▸ Source data
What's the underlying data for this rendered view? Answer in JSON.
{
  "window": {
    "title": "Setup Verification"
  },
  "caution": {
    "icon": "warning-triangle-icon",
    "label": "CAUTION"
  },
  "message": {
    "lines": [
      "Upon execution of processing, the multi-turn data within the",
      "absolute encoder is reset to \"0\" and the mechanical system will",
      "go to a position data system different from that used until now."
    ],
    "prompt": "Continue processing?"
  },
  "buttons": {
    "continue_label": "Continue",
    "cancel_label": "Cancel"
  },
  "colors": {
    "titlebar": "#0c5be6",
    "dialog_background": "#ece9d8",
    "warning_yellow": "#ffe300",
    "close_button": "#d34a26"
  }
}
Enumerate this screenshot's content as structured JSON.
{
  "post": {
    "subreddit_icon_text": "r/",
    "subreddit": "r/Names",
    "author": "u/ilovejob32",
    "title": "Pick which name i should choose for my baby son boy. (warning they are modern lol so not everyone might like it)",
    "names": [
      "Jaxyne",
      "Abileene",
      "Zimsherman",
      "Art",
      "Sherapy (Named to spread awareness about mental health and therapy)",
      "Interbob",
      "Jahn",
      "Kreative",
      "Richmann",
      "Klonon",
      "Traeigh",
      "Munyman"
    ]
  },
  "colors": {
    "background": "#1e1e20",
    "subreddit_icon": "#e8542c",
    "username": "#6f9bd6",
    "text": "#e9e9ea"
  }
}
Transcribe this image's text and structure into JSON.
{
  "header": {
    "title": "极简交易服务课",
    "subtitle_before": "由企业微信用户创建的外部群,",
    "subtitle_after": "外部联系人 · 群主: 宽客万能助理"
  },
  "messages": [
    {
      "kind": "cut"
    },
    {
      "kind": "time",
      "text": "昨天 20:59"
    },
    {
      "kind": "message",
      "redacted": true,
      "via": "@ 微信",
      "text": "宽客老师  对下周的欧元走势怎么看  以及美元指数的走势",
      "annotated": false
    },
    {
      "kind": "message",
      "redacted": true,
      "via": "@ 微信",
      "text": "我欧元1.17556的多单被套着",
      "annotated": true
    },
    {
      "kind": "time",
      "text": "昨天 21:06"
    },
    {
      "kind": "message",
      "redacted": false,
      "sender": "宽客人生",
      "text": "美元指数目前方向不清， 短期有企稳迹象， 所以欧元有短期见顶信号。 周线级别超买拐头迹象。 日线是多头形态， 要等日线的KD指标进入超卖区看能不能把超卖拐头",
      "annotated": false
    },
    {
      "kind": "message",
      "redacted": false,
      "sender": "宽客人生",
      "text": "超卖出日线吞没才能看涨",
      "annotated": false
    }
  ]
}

▸ Problem description
Work out how many lines in the records above contain the word "Continue", and give only that number.

▸ Result for this task
2